Task to carry out |
Locate every line in the records below that contains the word "label", and copy each one.

Supplied data |
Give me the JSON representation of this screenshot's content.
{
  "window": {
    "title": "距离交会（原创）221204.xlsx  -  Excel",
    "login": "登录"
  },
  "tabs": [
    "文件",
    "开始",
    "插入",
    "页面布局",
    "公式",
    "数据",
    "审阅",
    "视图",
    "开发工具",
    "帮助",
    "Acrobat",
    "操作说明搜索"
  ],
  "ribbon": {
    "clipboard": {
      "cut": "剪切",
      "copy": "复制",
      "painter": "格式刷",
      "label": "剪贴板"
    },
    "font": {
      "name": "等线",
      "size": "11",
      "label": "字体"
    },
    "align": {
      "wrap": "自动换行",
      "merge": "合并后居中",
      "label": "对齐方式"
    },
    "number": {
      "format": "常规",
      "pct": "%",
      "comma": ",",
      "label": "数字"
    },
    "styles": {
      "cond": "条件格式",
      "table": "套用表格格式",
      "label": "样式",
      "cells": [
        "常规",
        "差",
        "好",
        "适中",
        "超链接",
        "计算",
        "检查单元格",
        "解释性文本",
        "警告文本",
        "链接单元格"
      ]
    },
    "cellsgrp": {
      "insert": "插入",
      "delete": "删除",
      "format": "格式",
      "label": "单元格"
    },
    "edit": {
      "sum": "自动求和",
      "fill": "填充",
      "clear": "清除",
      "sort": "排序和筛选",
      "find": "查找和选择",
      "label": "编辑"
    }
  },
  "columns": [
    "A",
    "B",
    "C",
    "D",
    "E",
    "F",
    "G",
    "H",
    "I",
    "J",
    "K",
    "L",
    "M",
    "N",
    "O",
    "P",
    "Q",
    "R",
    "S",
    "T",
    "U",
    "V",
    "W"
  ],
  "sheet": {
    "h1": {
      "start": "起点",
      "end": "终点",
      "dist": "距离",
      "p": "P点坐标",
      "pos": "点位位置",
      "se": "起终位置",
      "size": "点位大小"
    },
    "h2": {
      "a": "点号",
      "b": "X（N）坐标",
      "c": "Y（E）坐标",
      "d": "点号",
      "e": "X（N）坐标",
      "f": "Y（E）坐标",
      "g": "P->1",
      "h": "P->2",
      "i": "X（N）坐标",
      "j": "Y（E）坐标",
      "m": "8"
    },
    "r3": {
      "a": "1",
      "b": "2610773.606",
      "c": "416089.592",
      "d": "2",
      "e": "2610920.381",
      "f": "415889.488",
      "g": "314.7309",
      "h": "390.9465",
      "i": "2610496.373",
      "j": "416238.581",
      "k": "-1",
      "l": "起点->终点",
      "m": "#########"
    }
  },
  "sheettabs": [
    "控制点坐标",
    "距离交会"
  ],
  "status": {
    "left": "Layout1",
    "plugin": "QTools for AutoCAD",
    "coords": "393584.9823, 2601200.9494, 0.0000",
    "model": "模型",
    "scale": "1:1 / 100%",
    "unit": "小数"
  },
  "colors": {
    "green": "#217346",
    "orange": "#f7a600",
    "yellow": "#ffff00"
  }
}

Task result |
      "label": "剪贴板"
      "label": "字体"
      "label": "对齐方式"
      "label": "数字"
      "label": "样式",
      "label": "单元格"
      "label": "编辑"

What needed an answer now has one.